** Start **

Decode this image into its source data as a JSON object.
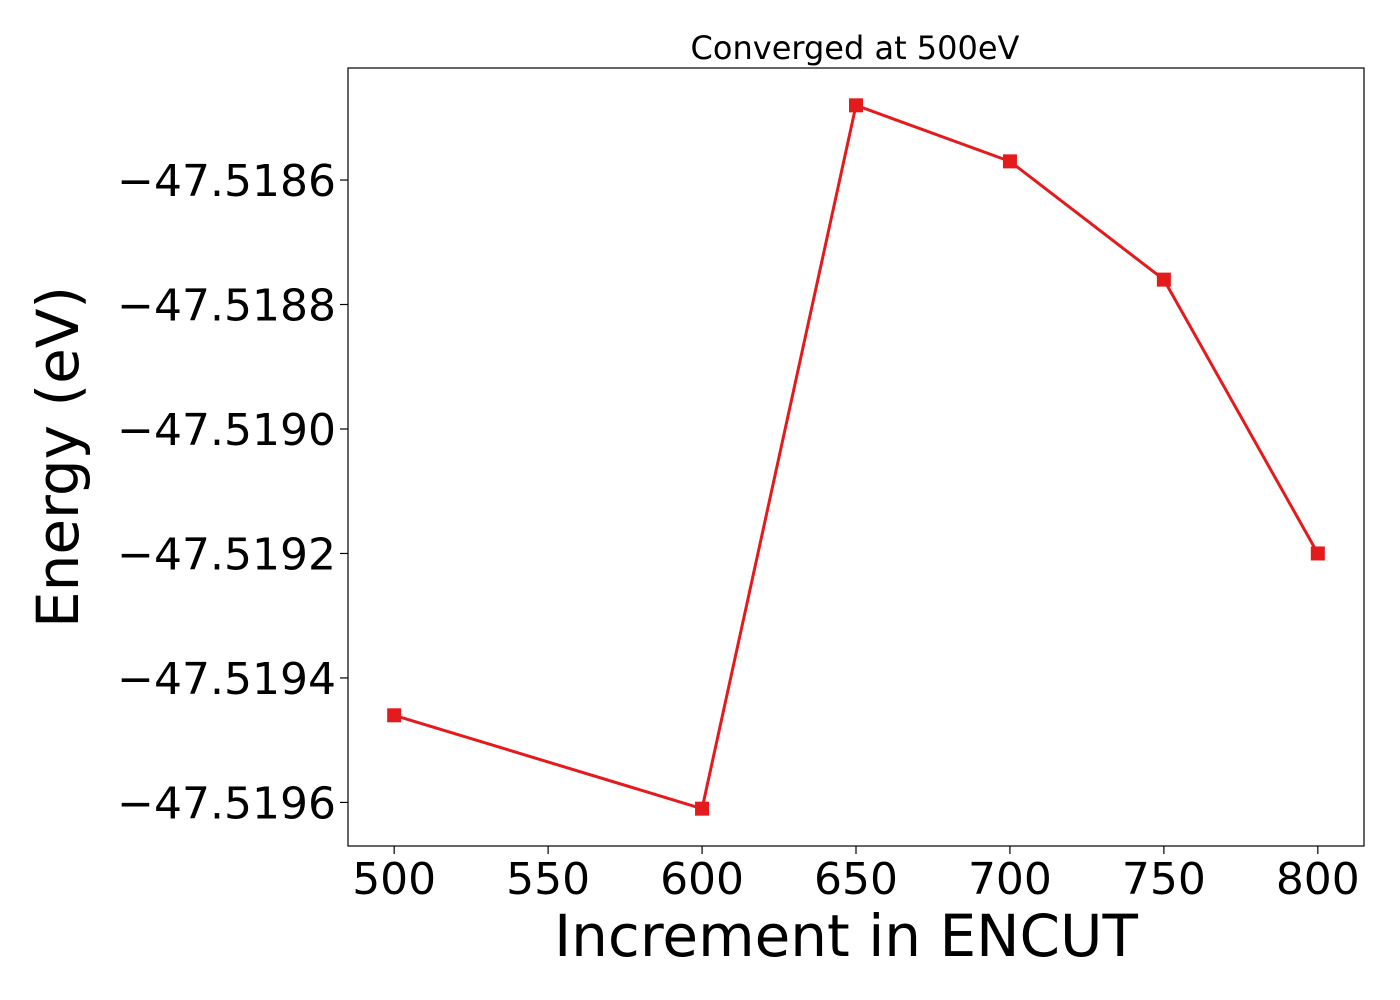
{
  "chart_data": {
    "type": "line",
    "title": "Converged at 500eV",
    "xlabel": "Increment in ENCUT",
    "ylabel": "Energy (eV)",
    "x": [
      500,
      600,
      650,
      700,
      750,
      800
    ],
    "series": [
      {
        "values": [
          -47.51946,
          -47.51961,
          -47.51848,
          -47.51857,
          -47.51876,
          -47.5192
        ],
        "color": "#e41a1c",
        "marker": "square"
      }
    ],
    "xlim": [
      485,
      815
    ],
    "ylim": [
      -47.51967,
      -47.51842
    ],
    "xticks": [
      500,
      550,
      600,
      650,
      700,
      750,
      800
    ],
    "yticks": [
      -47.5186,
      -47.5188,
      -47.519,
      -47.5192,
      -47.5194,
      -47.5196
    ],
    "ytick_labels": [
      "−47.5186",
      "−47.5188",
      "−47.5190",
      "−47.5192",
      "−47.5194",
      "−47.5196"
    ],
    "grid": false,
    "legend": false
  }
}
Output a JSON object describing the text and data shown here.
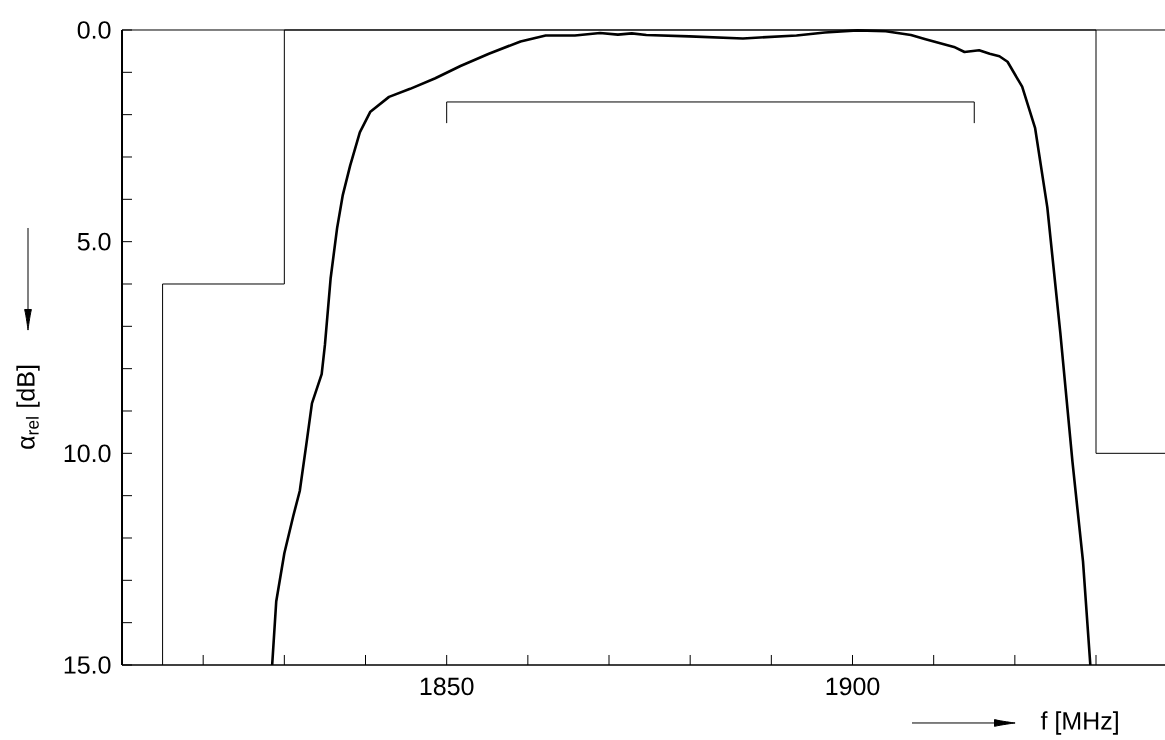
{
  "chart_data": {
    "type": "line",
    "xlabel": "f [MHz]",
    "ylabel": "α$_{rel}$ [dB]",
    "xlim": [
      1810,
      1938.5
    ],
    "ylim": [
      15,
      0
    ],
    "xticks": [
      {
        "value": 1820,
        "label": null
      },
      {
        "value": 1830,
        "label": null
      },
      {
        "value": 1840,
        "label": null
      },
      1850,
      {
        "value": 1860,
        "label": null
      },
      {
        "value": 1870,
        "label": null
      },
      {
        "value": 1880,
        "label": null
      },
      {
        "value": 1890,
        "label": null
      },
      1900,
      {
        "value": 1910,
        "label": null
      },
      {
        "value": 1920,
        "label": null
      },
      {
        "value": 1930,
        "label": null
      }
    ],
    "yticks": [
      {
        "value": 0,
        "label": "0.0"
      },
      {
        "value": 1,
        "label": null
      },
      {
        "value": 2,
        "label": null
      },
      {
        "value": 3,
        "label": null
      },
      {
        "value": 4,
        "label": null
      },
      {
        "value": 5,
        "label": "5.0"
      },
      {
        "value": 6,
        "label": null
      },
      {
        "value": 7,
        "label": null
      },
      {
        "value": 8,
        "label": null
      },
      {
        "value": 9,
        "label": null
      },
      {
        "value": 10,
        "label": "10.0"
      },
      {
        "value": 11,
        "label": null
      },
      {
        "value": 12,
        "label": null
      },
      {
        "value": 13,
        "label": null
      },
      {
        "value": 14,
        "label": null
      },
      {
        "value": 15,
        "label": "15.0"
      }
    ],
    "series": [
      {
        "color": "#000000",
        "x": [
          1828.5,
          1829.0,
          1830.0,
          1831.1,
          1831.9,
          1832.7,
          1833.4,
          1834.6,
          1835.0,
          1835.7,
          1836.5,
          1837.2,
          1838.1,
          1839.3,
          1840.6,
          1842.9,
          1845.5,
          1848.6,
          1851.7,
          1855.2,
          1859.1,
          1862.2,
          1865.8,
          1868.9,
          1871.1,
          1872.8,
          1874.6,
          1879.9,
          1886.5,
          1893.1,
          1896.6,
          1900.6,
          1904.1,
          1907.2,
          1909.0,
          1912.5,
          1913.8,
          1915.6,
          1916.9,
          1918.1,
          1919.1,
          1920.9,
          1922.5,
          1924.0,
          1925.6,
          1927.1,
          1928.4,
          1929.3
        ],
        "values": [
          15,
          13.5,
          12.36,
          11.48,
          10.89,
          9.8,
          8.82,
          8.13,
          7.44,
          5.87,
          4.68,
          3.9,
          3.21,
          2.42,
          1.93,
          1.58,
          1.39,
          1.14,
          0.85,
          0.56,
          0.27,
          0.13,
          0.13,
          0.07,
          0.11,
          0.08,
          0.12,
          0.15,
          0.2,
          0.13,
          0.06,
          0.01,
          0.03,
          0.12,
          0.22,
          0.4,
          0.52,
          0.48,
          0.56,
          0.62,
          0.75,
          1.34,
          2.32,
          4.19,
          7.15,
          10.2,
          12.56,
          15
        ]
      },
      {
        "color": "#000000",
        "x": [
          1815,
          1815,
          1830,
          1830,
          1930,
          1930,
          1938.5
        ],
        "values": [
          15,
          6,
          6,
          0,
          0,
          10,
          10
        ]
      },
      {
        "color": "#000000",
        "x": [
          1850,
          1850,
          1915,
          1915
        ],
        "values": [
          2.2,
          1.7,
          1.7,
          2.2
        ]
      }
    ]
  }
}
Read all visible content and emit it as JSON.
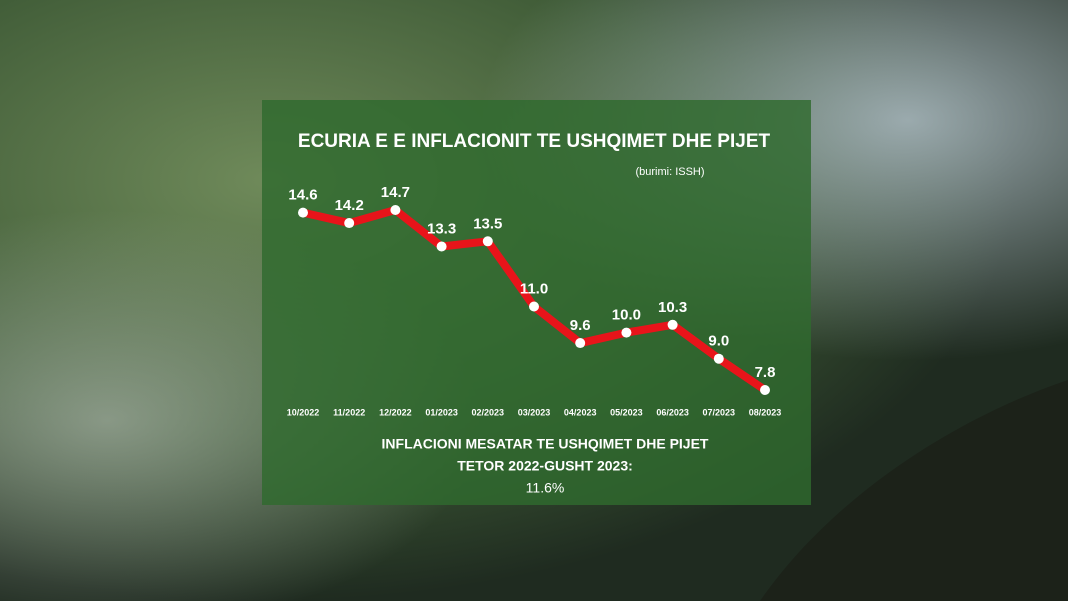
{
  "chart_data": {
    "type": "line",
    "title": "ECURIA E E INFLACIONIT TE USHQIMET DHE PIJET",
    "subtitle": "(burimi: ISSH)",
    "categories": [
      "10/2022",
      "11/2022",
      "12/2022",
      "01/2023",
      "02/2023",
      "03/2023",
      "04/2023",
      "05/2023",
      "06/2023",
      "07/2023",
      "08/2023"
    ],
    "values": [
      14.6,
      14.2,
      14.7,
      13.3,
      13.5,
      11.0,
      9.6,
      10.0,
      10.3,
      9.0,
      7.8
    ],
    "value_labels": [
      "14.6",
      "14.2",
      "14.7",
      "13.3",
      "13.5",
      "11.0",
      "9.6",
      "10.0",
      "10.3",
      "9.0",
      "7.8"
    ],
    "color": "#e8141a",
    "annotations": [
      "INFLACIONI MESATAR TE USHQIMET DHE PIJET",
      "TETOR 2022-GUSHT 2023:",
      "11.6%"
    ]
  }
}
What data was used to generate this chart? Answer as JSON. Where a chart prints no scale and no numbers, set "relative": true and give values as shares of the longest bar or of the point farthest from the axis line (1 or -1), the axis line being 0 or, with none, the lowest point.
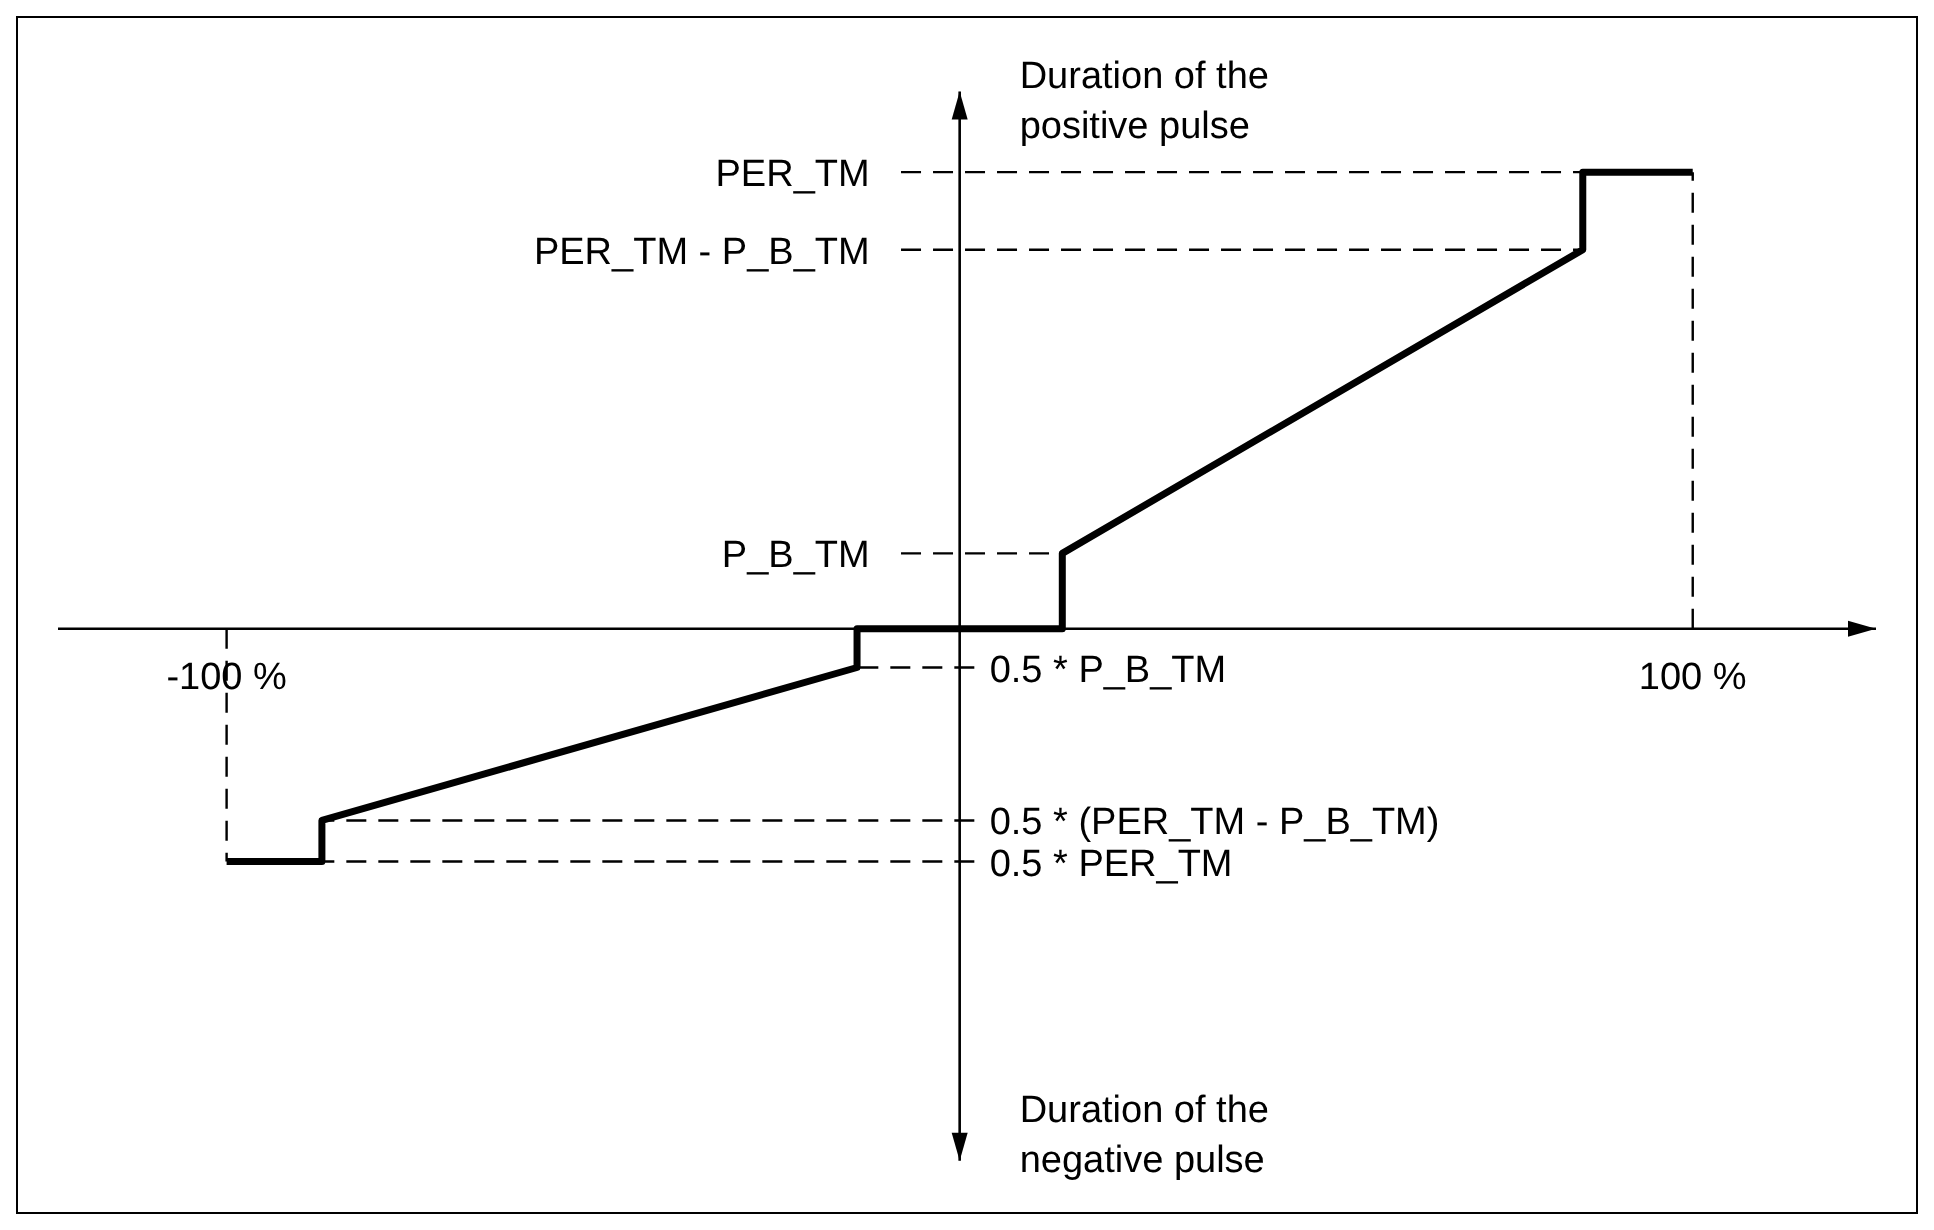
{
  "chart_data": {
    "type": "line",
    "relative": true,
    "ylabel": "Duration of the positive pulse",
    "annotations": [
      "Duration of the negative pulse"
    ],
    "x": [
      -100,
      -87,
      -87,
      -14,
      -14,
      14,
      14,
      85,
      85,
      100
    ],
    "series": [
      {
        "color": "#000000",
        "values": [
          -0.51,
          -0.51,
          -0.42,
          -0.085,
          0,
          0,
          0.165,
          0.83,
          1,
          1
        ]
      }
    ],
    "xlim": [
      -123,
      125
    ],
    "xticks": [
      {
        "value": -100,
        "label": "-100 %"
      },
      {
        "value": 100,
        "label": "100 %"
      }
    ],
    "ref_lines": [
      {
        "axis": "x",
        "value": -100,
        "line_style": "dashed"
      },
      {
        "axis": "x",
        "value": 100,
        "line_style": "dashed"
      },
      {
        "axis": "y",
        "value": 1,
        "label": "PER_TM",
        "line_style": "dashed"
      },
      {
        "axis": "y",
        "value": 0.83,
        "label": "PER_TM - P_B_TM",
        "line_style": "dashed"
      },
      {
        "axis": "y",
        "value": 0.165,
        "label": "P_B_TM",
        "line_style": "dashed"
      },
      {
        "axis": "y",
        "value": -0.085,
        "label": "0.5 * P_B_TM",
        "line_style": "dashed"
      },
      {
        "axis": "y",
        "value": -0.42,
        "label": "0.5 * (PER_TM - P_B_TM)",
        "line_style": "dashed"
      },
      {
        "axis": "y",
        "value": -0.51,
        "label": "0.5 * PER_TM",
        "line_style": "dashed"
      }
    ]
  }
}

** End **

- TASK GOAL: Copy out all of the data word for word. Do not carry over any picture.

- CORRECT ANSWER:
Decode this image into its source data as a JSON object.
{
  "chart_data": {
    "type": "line",
    "title": "Converged at 500eV",
    "xlabel": "Increment in ENCUT",
    "ylabel": "Energy (eV)",
    "x": [
      500,
      600,
      650,
      700,
      750,
      800
    ],
    "series": [
      {
        "values": [
          -47.51946,
          -47.51961,
          -47.51848,
          -47.51857,
          -47.51876,
          -47.5192
        ],
        "color": "#e41a1c",
        "marker": "square"
      }
    ],
    "xlim": [
      485,
      815
    ],
    "ylim": [
      -47.51967,
      -47.51842
    ],
    "xticks": [
      500,
      550,
      600,
      650,
      700,
      750,
      800
    ],
    "yticks": [
      -47.5186,
      -47.5188,
      -47.519,
      -47.5192,
      -47.5194,
      -47.5196
    ],
    "ytick_labels": [
      "−47.5186",
      "−47.5188",
      "−47.5190",
      "−47.5192",
      "−47.5194",
      "−47.5196"
    ],
    "grid": false,
    "legend": false
  }
}
Output a JSON object describing the text and data shown here.
{
  "chart_data": {
    "type": "line",
    "xlabel": "f [MHz]",
    "ylabel": "α$_{rel}$ [dB]",
    "xlim": [
      1810,
      1938.5
    ],
    "ylim": [
      15,
      0
    ],
    "xticks": [
      {
        "value": 1820,
        "label": null
      },
      {
        "value": 1830,
        "label": null
      },
      {
        "value": 1840,
        "label": null
      },
      1850,
      {
        "value": 1860,
        "label": null
      },
      {
        "value": 1870,
        "label": null
      },
      {
        "value": 1880,
        "label": null
      },
      {
        "value": 1890,
        "label": null
      },
      1900,
      {
        "value": 1910,
        "label": null
      },
      {
        "value": 1920,
        "label": null
      },
      {
        "value": 1930,
        "label": null
      }
    ],
    "yticks": [
      {
        "value": 0,
        "label": "0.0"
      },
      {
        "value": 1,
        "label": null
      },
      {
        "value": 2,
        "label": null
      },
      {
        "value": 3,
        "label": null
      },
      {
        "value": 4,
        "label": null
      },
      {
        "value": 5,
        "label": "5.0"
      },
      {
        "value": 6,
        "label": null
      },
      {
        "value": 7,
        "label": null
      },
      {
        "value": 8,
        "label": null
      },
      {
        "value": 9,
        "label": null
      },
      {
        "value": 10,
        "label": "10.0"
      },
      {
        "value": 11,
        "label": null
      },
      {
        "value": 12,
        "label": null
      },
      {
        "value": 13,
        "label": null
      },
      {
        "value": 14,
        "label": null
      },
      {
        "value": 15,
        "label": "15.0"
      }
    ],
    "series": [
      {
        "color": "#000000",
        "x": [
          1828.5,
          1829.0,
          1830.0,
          1831.1,
          1831.9,
          1832.7,
          1833.4,
          1834.6,
          1835.0,
          1835.7,
          1836.5,
          1837.2,
          1838.1,
          1839.3,
          1840.6,
          1842.9,
          1845.5,
          1848.6,
          1851.7,
          1855.2,
          1859.1,
          1862.2,
          1865.8,
          1868.9,
          1871.1,
          1872.8,
          1874.6,
          1879.9,
          1886.5,
          1893.1,
          1896.6,
          1900.6,
          1904.1,
          1907.2,
          1909.0,
          1912.5,
          1913.8,
          1915.6,
          1916.9,
          1918.1,
          1919.1,
          1920.9,
          1922.5,
          1924.0,
          1925.6,
          1927.1,
          1928.4,
          1929.3
        ],
        "values": [
          15,
          13.5,
          12.36,
          11.48,
          10.89,
          9.8,
          8.82,
          8.13,
          7.44,
          5.87,
          4.68,
          3.9,
          3.21,
          2.42,
          1.93,
          1.58,
          1.39,
          1.14,
          0.85,
          0.56,
          0.27,
          0.13,
          0.13,
          0.07,
          0.11,
          0.08,
          0.12,
          0.15,
          0.2,
          0.13,
          0.06,
          0.01,
          0.03,
          0.12,
          0.22,
          0.4,
          0.52,
          0.48,
          0.56,
          0.62,
          0.75,
          1.34,
          2.32,
          4.19,
          7.15,
          10.2,
          12.56,
          15
        ]
      },
      {
        "color": "#000000",
        "x": [
          1815,
          1815,
          1830,
          1830,
          1930,
          1930,
          1938.5
        ],
        "values": [
          15,
          6,
          6,
          0,
          0,
          10,
          10
        ]
      },
      {
        "color": "#000000",
        "x": [
          1850,
          1850,
          1915,
          1915
        ],
        "values": [
          2.2,
          1.7,
          1.7,
          2.2
        ]
      }
    ]
  }
}
Read all visible content and emit it as JSON.
{
  "chart_data": {
    "type": "line",
    "title": "ECURIA E E INFLACIONIT TE USHQIMET DHE PIJET",
    "subtitle": "(burimi: ISSH)",
    "categories": [
      "10/2022",
      "11/2022",
      "12/2022",
      "01/2023",
      "02/2023",
      "03/2023",
      "04/2023",
      "05/2023",
      "06/2023",
      "07/2023",
      "08/2023"
    ],
    "values": [
      14.6,
      14.2,
      14.7,
      13.3,
      13.5,
      11.0,
      9.6,
      10.0,
      10.3,
      9.0,
      7.8
    ],
    "value_labels": [
      "14.6",
      "14.2",
      "14.7",
      "13.3",
      "13.5",
      "11.0",
      "9.6",
      "10.0",
      "10.3",
      "9.0",
      "7.8"
    ],
    "color": "#e8141a",
    "annotations": [
      "INFLACIONI MESATAR TE USHQIMET DHE PIJET",
      "TETOR 2022-GUSHT 2023:",
      "11.6%"
    ]
  }
}
What data was used to generate this chart? Answer as JSON. Where a chart prints no scale and no numbers, set "relative": true and give values as shares of the longest bar or of the point farthest from the axis line (1 or -1), the axis line being 0 or, with none, the lowest point.
{
  "chart_data": {
    "type": "line",
    "relative": true,
    "ylabel": "Duration of the positive pulse",
    "annotations": [
      "Duration of the negative pulse"
    ],
    "x": [
      -100,
      -87,
      -87,
      -14,
      -14,
      14,
      14,
      85,
      85,
      100
    ],
    "series": [
      {
        "color": "#000000",
        "values": [
          -0.51,
          -0.51,
          -0.42,
          -0.085,
          0,
          0,
          0.165,
          0.83,
          1,
          1
        ]
      }
    ],
    "xlim": [
      -123,
      125
    ],
    "xticks": [
      {
        "value": -100,
        "label": "-100 %"
      },
      {
        "value": 100,
        "label": "100 %"
      }
    ],
    "ref_lines": [
      {
        "axis": "x",
        "value": -100,
        "line_style": "dashed"
      },
      {
        "axis": "x",
        "value": 100,
        "line_style": "dashed"
      },
      {
        "axis": "y",
        "value": 1,
        "label": "PER_TM",
        "line_style": "dashed"
      },
      {
        "axis": "y",
        "value": 0.83,
        "label": "PER_TM - P_B_TM",
        "line_style": "dashed"
      },
      {
        "axis": "y",
        "value": 0.165,
        "label": "P_B_TM",
        "line_style": "dashed"
      },
      {
        "axis": "y",
        "value": -0.085,
        "label": "0.5 * P_B_TM",
        "line_style": "dashed"
      },
      {
        "axis": "y",
        "value": -0.42,
        "label": "0.5 * (PER_TM - P_B_TM)",
        "line_style": "dashed"
      },
      {
        "axis": "y",
        "value": -0.51,
        "label": "0.5 * PER_TM",
        "line_style": "dashed"
      }
    ]
  }
}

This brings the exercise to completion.